== RECORDS SHOWN ==
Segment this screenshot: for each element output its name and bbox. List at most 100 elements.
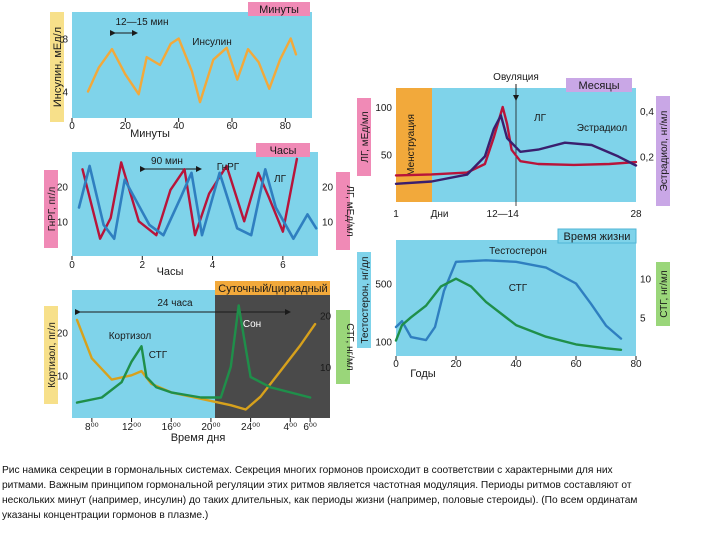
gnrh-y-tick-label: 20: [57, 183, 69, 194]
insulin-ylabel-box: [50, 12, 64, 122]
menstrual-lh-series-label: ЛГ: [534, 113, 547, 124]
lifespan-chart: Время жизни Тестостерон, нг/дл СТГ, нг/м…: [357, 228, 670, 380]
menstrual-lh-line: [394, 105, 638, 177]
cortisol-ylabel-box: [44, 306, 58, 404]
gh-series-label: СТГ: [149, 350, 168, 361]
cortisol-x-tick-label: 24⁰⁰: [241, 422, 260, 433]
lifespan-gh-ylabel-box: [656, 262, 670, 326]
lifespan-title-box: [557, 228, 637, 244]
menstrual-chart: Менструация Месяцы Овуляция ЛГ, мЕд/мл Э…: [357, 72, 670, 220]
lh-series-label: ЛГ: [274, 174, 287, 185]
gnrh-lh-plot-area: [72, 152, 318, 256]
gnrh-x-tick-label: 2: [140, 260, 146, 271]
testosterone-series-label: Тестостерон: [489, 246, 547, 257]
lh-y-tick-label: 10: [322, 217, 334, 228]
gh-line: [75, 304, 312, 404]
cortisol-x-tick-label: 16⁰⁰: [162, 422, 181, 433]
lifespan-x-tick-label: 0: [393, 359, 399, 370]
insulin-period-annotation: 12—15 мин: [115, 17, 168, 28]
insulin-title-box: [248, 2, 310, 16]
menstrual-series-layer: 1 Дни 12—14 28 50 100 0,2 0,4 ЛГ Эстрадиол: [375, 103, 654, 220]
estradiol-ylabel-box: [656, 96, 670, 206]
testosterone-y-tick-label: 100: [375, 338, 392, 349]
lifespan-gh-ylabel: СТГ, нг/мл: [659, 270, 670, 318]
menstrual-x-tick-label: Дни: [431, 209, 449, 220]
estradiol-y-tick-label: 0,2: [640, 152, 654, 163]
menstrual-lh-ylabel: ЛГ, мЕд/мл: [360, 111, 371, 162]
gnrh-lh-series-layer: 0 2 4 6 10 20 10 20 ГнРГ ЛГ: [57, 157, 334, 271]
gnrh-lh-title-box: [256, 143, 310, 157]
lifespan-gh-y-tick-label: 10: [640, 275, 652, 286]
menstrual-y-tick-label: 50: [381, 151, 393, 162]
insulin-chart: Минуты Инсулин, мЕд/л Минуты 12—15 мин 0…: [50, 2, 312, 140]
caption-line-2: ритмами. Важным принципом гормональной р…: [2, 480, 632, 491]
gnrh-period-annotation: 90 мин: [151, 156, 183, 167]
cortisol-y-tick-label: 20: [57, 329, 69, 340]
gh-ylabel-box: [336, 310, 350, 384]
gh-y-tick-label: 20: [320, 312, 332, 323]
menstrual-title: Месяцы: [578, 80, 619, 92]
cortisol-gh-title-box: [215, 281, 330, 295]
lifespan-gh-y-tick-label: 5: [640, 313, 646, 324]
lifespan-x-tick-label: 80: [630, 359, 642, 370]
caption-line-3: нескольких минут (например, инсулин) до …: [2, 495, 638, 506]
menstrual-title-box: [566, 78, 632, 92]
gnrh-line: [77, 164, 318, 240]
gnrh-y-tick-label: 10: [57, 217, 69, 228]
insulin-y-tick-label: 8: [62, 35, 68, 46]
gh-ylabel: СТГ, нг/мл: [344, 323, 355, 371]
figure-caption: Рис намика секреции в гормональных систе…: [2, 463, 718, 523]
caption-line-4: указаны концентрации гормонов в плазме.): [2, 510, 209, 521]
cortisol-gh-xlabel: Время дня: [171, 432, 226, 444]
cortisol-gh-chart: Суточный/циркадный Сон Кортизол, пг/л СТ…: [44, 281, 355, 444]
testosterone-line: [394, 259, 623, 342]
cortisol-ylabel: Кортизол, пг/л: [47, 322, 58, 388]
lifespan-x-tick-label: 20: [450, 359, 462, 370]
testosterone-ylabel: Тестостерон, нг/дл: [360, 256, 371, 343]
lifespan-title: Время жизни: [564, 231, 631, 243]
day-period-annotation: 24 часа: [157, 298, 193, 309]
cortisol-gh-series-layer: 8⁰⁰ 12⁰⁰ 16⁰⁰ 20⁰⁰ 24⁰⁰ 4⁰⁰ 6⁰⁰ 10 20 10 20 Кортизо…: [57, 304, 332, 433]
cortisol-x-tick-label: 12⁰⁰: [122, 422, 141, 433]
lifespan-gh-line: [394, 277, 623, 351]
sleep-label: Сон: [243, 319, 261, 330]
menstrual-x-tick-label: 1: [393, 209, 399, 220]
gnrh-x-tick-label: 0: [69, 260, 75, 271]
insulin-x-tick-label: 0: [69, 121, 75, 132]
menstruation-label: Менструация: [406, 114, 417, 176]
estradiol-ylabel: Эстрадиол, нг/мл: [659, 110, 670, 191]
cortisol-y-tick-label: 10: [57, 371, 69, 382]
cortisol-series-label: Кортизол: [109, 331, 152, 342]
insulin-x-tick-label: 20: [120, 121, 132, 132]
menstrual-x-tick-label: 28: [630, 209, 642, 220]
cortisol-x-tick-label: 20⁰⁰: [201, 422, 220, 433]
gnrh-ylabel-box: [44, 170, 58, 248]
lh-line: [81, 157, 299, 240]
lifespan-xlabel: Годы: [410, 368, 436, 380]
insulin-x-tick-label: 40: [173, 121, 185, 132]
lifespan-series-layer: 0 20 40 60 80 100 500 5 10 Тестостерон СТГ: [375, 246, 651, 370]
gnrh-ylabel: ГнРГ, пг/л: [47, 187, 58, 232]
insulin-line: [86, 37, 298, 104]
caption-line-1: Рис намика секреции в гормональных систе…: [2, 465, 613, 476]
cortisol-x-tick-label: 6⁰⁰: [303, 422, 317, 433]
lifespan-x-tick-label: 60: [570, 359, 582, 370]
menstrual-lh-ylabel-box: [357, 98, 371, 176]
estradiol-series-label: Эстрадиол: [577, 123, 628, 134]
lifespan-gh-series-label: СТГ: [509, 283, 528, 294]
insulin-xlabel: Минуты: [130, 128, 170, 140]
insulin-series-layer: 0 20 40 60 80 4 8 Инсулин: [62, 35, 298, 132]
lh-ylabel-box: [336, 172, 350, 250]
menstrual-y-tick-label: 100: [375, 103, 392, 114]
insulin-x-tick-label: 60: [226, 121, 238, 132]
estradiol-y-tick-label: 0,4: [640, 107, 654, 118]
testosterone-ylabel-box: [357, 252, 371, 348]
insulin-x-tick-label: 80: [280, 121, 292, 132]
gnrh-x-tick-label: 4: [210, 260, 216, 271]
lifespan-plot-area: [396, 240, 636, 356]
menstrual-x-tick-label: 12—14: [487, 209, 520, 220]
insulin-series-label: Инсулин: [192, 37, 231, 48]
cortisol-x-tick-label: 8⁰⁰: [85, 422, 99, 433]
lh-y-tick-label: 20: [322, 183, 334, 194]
===
* TASK *
Rename "lifespan" to "life-course" throughout the records above and write them out again with nothing else altered. Omit the pictures.

* CORRECT RESULT *
Segment this screenshot: for each element output its name and bbox. List at most 100 elements.
gnrh-y-tick-label: 20: [57, 183, 69, 194]
insulin-ylabel-box: [50, 12, 64, 122]
menstrual-lh-series-label: ЛГ: [534, 113, 547, 124]
life-course-chart: Время жизни Тестостерон, нг/дл СТГ, нг/м…: [357, 228, 670, 380]
menstrual-lh-line: [394, 105, 638, 177]
cortisol-ylabel-box: [44, 306, 58, 404]
gh-series-label: СТГ: [149, 350, 168, 361]
cortisol-x-tick-label: 24⁰⁰: [241, 422, 260, 433]
life-course-gh-ylabel-box: [656, 262, 670, 326]
life-course-title-box: [557, 228, 637, 244]
menstrual-chart: Менструация Месяцы Овуляция ЛГ, мЕд/мл Э…: [357, 72, 670, 220]
lh-series-label: ЛГ: [274, 174, 287, 185]
gnrh-lh-plot-area: [72, 152, 318, 256]
gnrh-x-tick-label: 2: [140, 260, 146, 271]
testosterone-series-label: Тестостерон: [489, 246, 547, 257]
lh-y-tick-label: 10: [322, 217, 334, 228]
gh-line: [75, 304, 312, 404]
cortisol-x-tick-label: 16⁰⁰: [162, 422, 181, 433]
life-course-x-tick-label: 0: [393, 359, 399, 370]
insulin-period-annotation: 12—15 мин: [115, 17, 168, 28]
insulin-title-box: [248, 2, 310, 16]
menstrual-series-layer: 1 Дни 12—14 28 50 100 0,2 0,4 ЛГ Эстрадиол: [375, 103, 654, 220]
estradiol-ylabel-box: [656, 96, 670, 206]
testosterone-y-tick-label: 100: [375, 338, 392, 349]
life-course-gh-ylabel: СТГ, нг/мл: [659, 270, 670, 318]
menstrual-x-tick-label: Дни: [431, 209, 449, 220]
estradiol-y-tick-label: 0,2: [640, 152, 654, 163]
menstrual-lh-ylabel: ЛГ, мЕд/мл: [360, 111, 371, 162]
gnrh-lh-series-layer: 0 2 4 6 10 20 10 20 ГнРГ ЛГ: [57, 157, 334, 271]
gnrh-lh-title-box: [256, 143, 310, 157]
life-course-gh-y-tick-label: 10: [640, 275, 652, 286]
menstrual-y-tick-label: 50: [381, 151, 393, 162]
insulin-chart: Минуты Инсулин, мЕд/л Минуты 12—15 мин 0…: [50, 2, 312, 140]
caption-line-2: ритмами. Важным принципом гормональной р…: [2, 480, 632, 491]
gnrh-period-annotation: 90 мин: [151, 156, 183, 167]
cortisol-y-tick-label: 20: [57, 329, 69, 340]
gh-ylabel-box: [336, 310, 350, 384]
gh-y-tick-label: 20: [320, 312, 332, 323]
menstrual-title: Месяцы: [578, 80, 619, 92]
cortisol-gh-title-box: [215, 281, 330, 295]
life-course-gh-y-tick-label: 5: [640, 313, 646, 324]
life-course-x-tick-label: 80: [630, 359, 642, 370]
caption-line-3: нескольких минут (например, инсулин) до …: [2, 495, 638, 506]
menstrual-title-box: [566, 78, 632, 92]
gnrh-line: [77, 164, 318, 240]
gnrh-y-tick-label: 10: [57, 217, 69, 228]
insulin-y-tick-label: 8: [62, 35, 68, 46]
gh-ylabel: СТГ, нг/мл: [344, 323, 355, 371]
figure-caption: Рис намика секреции в гормональных систе…: [2, 463, 718, 523]
caption-line-4: указаны концентрации гормонов в плазме.): [2, 510, 209, 521]
cortisol-gh-xlabel: Время дня: [171, 432, 226, 444]
cortisol-gh-chart: Суточный/циркадный Сон Кортизол, пг/л СТ…: [44, 281, 355, 444]
testosterone-line: [394, 259, 623, 342]
cortisol-ylabel: Кортизол, пг/л: [47, 322, 58, 388]
life-course-x-tick-label: 20: [450, 359, 462, 370]
testosterone-ylabel: Тестостерон, нг/дл: [360, 256, 371, 343]
life-course-title: Время жизни: [564, 231, 631, 243]
day-period-annotation: 24 часа: [157, 298, 193, 309]
cortisol-gh-series-layer: 8⁰⁰ 12⁰⁰ 16⁰⁰ 20⁰⁰ 24⁰⁰ 4⁰⁰ 6⁰⁰ 10 20 10 20 Кортизо…: [57, 304, 332, 433]
cortisol-x-tick-label: 12⁰⁰: [122, 422, 141, 433]
life-course-gh-line: [394, 277, 623, 351]
sleep-label: Сон: [243, 319, 261, 330]
menstrual-x-tick-label: 1: [393, 209, 399, 220]
gnrh-x-tick-label: 0: [69, 260, 75, 271]
insulin-x-tick-label: 0: [69, 121, 75, 132]
menstruation-label: Менструация: [406, 114, 417, 176]
estradiol-ylabel: Эстрадиол, нг/мл: [659, 110, 670, 191]
cortisol-y-tick-label: 10: [57, 371, 69, 382]
cortisol-series-label: Кортизол: [109, 331, 152, 342]
insulin-x-tick-label: 20: [120, 121, 132, 132]
menstrual-x-tick-label: 28: [630, 209, 642, 220]
cortisol-x-tick-label: 20⁰⁰: [201, 422, 220, 433]
gnrh-ylabel-box: [44, 170, 58, 248]
lh-line: [81, 157, 299, 240]
life-course-xlabel: Годы: [410, 368, 436, 380]
insulin-x-tick-label: 40: [173, 121, 185, 132]
life-course-series-layer: 0 20 40 60 80 100 500 5 10 Тестостерон СТГ: [375, 246, 651, 370]
gnrh-ylabel: ГнРГ, пг/л: [47, 187, 58, 232]
insulin-line: [86, 37, 298, 104]
caption-line-1: Рис намика секреции в гормональных систе…: [2, 465, 613, 476]
cortisol-x-tick-label: 6⁰⁰: [303, 422, 317, 433]
life-course-x-tick-label: 60: [570, 359, 582, 370]
menstrual-lh-ylabel-box: [357, 98, 371, 176]
estradiol-series-label: Эстрадиол: [577, 123, 628, 134]
life-course-gh-series-label: СТГ: [509, 283, 528, 294]
insulin-xlabel: Минуты: [130, 128, 170, 140]
insulin-series-layer: 0 20 40 60 80 4 8 Инсулин: [62, 35, 298, 132]
lh-ylabel-box: [336, 172, 350, 250]
menstrual-y-tick-label: 100: [375, 103, 392, 114]
insulin-x-tick-label: 60: [226, 121, 238, 132]
estradiol-y-tick-label: 0,4: [640, 107, 654, 118]
testosterone-ylabel-box: [357, 252, 371, 348]
insulin-x-tick-label: 80: [280, 121, 292, 132]
gnrh-x-tick-label: 4: [210, 260, 216, 271]
life-course-plot-area: [396, 240, 636, 356]
menstrual-x-tick-label: 12—14: [487, 209, 520, 220]
insulin-series-label: Инсулин: [192, 37, 231, 48]
cortisol-x-tick-label: 8⁰⁰: [85, 422, 99, 433]
lh-y-tick-label: 20: [322, 183, 334, 194]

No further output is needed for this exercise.